* START PROVIDED RECORDS *
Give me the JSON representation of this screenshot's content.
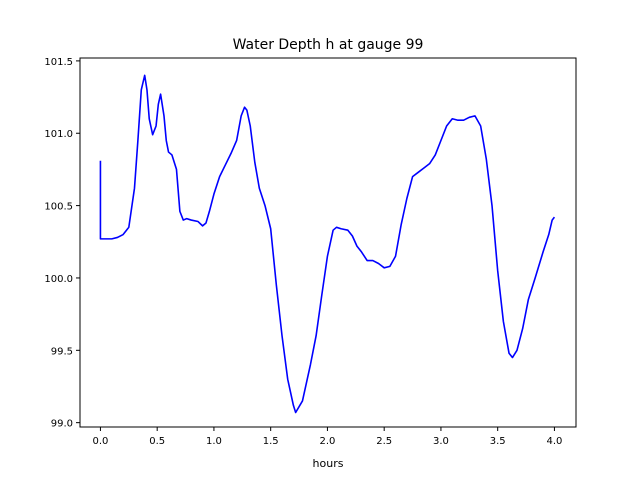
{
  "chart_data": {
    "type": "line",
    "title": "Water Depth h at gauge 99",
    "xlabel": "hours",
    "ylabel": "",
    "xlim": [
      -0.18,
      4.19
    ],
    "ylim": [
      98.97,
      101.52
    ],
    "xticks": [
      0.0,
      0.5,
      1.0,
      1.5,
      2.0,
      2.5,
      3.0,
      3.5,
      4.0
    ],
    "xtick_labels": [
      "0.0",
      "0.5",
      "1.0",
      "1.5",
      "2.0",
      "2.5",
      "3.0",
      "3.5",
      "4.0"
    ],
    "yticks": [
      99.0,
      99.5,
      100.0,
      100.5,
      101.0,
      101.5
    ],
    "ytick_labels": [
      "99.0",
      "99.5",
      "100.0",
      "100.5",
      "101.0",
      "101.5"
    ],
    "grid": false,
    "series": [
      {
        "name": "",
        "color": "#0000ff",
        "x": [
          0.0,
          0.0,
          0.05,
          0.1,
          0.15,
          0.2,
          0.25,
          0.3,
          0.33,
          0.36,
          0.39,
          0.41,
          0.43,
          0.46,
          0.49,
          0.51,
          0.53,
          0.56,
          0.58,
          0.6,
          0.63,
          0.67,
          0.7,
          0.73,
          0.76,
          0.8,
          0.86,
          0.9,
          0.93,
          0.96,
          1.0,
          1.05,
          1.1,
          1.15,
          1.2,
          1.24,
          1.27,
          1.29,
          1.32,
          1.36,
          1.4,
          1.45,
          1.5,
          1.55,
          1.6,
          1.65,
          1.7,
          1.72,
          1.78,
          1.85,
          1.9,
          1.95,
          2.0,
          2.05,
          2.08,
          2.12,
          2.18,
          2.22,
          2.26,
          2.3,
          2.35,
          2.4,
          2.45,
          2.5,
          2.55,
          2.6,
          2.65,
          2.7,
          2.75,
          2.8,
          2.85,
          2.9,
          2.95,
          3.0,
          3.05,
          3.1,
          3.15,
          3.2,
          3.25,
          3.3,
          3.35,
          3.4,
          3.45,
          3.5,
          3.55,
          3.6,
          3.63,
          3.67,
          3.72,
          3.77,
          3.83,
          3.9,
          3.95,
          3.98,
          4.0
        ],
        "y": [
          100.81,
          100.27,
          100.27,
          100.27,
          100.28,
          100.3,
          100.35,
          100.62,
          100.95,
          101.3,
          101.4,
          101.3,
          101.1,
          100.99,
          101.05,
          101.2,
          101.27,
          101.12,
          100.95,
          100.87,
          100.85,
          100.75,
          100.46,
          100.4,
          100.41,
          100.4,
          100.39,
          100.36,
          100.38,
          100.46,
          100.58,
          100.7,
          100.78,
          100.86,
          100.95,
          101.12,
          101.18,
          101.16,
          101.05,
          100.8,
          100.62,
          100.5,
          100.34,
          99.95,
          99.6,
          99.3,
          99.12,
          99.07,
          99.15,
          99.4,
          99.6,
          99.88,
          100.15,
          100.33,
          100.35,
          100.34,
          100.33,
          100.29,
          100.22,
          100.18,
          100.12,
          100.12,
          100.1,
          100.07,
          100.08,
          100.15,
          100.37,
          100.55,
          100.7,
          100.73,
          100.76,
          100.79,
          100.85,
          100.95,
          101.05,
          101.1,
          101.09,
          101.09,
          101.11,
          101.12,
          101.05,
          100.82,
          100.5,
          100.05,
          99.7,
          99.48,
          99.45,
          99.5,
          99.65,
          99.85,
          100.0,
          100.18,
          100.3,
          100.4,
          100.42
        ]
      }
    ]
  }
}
* END PROVIDED RECORDS *
REQUIRED TASK:
Print each line of the material above exactly, with the pictures removed from your copy.

RESPONSE:
Give me the JSON representation of this screenshot's content.
{
  "chart_data": {
    "type": "line",
    "title": "Water Depth h at gauge 99",
    "xlabel": "hours",
    "ylabel": "",
    "xlim": [
      -0.18,
      4.19
    ],
    "ylim": [
      98.97,
      101.52
    ],
    "xticks": [
      0.0,
      0.5,
      1.0,
      1.5,
      2.0,
      2.5,
      3.0,
      3.5,
      4.0
    ],
    "xtick_labels": [
      "0.0",
      "0.5",
      "1.0",
      "1.5",
      "2.0",
      "2.5",
      "3.0",
      "3.5",
      "4.0"
    ],
    "yticks": [
      99.0,
      99.5,
      100.0,
      100.5,
      101.0,
      101.5
    ],
    "ytick_labels": [
      "99.0",
      "99.5",
      "100.0",
      "100.5",
      "101.0",
      "101.5"
    ],
    "grid": false,
    "series": [
      {
        "name": "",
        "color": "#0000ff",
        "x": [
          0.0,
          0.0,
          0.05,
          0.1,
          0.15,
          0.2,
          0.25,
          0.3,
          0.33,
          0.36,
          0.39,
          0.41,
          0.43,
          0.46,
          0.49,
          0.51,
          0.53,
          0.56,
          0.58,
          0.6,
          0.63,
          0.67,
          0.7,
          0.73,
          0.76,
          0.8,
          0.86,
          0.9,
          0.93,
          0.96,
          1.0,
          1.05,
          1.1,
          1.15,
          1.2,
          1.24,
          1.27,
          1.29,
          1.32,
          1.36,
          1.4,
          1.45,
          1.5,
          1.55,
          1.6,
          1.65,
          1.7,
          1.72,
          1.78,
          1.85,
          1.9,
          1.95,
          2.0,
          2.05,
          2.08,
          2.12,
          2.18,
          2.22,
          2.26,
          2.3,
          2.35,
          2.4,
          2.45,
          2.5,
          2.55,
          2.6,
          2.65,
          2.7,
          2.75,
          2.8,
          2.85,
          2.9,
          2.95,
          3.0,
          3.05,
          3.1,
          3.15,
          3.2,
          3.25,
          3.3,
          3.35,
          3.4,
          3.45,
          3.5,
          3.55,
          3.6,
          3.63,
          3.67,
          3.72,
          3.77,
          3.83,
          3.9,
          3.95,
          3.98,
          4.0
        ],
        "y": [
          100.81,
          100.27,
          100.27,
          100.27,
          100.28,
          100.3,
          100.35,
          100.62,
          100.95,
          101.3,
          101.4,
          101.3,
          101.1,
          100.99,
          101.05,
          101.2,
          101.27,
          101.12,
          100.95,
          100.87,
          100.85,
          100.75,
          100.46,
          100.4,
          100.41,
          100.4,
          100.39,
          100.36,
          100.38,
          100.46,
          100.58,
          100.7,
          100.78,
          100.86,
          100.95,
          101.12,
          101.18,
          101.16,
          101.05,
          100.8,
          100.62,
          100.5,
          100.34,
          99.95,
          99.6,
          99.3,
          99.12,
          99.07,
          99.15,
          99.4,
          99.6,
          99.88,
          100.15,
          100.33,
          100.35,
          100.34,
          100.33,
          100.29,
          100.22,
          100.18,
          100.12,
          100.12,
          100.1,
          100.07,
          100.08,
          100.15,
          100.37,
          100.55,
          100.7,
          100.73,
          100.76,
          100.79,
          100.85,
          100.95,
          101.05,
          101.1,
          101.09,
          101.09,
          101.11,
          101.12,
          101.05,
          100.82,
          100.5,
          100.05,
          99.7,
          99.48,
          99.45,
          99.5,
          99.65,
          99.85,
          100.0,
          100.18,
          100.3,
          100.4,
          100.42
        ]
      }
    ]
  }
}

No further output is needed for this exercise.